- Problem -
Read the records below and copy each line that contains "this".

- Extracted material -
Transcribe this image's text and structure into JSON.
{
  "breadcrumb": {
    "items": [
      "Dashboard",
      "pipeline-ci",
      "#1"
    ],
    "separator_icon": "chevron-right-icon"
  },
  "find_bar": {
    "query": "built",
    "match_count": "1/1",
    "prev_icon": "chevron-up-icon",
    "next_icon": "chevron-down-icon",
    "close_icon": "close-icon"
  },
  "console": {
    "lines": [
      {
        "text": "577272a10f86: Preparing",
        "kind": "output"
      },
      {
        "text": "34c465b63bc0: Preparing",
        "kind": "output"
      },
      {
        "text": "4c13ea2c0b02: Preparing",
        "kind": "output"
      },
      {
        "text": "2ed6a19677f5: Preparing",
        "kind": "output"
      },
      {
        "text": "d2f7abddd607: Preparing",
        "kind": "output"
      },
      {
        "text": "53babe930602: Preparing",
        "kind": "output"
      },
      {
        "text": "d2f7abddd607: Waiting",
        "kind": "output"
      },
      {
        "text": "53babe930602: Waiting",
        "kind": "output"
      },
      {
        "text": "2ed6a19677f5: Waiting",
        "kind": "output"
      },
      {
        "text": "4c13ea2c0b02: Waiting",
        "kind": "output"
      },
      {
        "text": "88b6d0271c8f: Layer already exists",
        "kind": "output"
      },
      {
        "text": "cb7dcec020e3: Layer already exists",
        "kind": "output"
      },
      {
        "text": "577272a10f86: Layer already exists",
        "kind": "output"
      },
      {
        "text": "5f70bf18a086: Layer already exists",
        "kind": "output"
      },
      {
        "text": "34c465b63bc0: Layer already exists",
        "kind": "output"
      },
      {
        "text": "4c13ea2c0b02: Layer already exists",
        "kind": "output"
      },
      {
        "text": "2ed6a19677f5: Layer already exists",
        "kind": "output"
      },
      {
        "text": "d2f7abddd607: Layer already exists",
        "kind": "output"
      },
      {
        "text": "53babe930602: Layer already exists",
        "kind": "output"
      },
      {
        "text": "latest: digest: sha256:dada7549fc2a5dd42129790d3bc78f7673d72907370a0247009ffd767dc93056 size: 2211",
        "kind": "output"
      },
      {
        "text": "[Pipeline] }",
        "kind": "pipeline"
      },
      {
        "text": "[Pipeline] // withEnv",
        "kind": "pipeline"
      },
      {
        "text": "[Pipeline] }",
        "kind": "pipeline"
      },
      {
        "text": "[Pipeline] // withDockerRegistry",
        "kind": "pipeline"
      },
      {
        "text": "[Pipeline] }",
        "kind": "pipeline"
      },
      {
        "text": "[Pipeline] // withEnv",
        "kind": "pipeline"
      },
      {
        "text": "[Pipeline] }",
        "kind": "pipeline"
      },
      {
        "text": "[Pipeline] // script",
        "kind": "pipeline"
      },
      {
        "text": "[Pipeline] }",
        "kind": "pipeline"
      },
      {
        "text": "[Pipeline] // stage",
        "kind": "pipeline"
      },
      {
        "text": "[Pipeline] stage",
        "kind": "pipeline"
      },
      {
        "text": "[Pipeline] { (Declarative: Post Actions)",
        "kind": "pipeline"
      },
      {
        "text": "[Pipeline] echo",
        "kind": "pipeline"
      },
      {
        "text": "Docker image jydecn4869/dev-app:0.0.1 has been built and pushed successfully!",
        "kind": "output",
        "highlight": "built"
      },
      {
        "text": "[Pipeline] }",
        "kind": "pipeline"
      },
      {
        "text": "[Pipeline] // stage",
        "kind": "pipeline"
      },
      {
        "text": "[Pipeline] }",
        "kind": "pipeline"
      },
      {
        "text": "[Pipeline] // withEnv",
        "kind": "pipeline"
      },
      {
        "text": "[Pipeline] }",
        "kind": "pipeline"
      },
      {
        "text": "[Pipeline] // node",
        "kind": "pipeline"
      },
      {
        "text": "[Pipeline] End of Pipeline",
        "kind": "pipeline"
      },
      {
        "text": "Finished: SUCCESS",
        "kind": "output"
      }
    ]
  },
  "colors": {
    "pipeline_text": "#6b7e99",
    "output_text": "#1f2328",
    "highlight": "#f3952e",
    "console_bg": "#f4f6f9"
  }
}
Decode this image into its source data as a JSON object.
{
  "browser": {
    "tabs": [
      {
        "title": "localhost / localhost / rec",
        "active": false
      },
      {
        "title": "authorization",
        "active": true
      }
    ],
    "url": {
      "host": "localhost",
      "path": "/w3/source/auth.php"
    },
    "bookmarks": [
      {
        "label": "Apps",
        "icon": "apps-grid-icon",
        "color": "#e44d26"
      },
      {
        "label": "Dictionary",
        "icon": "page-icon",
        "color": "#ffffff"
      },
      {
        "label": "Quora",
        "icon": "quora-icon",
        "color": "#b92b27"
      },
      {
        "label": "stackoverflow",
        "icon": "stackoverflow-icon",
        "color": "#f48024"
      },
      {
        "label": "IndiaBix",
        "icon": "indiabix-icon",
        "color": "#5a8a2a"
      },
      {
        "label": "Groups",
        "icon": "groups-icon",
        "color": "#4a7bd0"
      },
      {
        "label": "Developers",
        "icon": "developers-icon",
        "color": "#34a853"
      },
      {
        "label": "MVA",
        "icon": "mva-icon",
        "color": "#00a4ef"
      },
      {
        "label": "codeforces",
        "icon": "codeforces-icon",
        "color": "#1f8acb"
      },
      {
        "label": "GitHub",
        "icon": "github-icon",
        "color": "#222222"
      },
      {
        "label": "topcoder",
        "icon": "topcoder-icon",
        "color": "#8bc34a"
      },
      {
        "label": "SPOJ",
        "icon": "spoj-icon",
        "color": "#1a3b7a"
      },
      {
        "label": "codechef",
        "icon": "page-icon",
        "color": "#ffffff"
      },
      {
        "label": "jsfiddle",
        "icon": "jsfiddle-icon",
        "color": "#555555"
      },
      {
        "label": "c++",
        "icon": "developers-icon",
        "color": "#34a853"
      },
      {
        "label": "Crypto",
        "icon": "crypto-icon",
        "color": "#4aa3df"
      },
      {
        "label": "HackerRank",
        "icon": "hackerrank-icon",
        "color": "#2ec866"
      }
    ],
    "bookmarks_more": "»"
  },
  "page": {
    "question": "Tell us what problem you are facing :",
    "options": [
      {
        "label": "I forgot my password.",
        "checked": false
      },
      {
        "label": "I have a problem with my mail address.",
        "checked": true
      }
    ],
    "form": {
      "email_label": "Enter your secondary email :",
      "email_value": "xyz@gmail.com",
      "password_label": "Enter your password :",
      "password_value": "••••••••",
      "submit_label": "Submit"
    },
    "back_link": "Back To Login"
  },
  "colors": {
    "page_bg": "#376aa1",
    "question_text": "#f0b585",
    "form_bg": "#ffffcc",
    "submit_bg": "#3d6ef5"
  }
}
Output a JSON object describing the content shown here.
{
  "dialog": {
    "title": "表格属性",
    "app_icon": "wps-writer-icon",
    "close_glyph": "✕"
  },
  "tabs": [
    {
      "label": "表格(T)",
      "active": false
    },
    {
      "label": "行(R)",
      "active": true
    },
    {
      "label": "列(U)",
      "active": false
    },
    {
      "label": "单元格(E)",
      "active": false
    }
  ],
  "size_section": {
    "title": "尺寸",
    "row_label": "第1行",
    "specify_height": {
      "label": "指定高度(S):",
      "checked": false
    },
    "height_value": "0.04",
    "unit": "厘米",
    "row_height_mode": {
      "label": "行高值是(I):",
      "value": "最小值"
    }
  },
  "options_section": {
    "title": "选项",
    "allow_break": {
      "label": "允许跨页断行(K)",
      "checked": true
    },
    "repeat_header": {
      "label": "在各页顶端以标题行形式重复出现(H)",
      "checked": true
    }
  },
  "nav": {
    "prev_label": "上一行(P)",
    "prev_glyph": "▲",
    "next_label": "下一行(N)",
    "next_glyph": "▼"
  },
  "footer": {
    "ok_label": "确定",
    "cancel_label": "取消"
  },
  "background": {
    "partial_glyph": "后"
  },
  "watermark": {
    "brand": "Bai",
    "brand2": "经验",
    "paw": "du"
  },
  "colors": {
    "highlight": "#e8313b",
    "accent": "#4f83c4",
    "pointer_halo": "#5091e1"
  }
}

- Solution below -
Transcribe this image's text and structure into JSON.
Decode this image into its source data as a JSON object.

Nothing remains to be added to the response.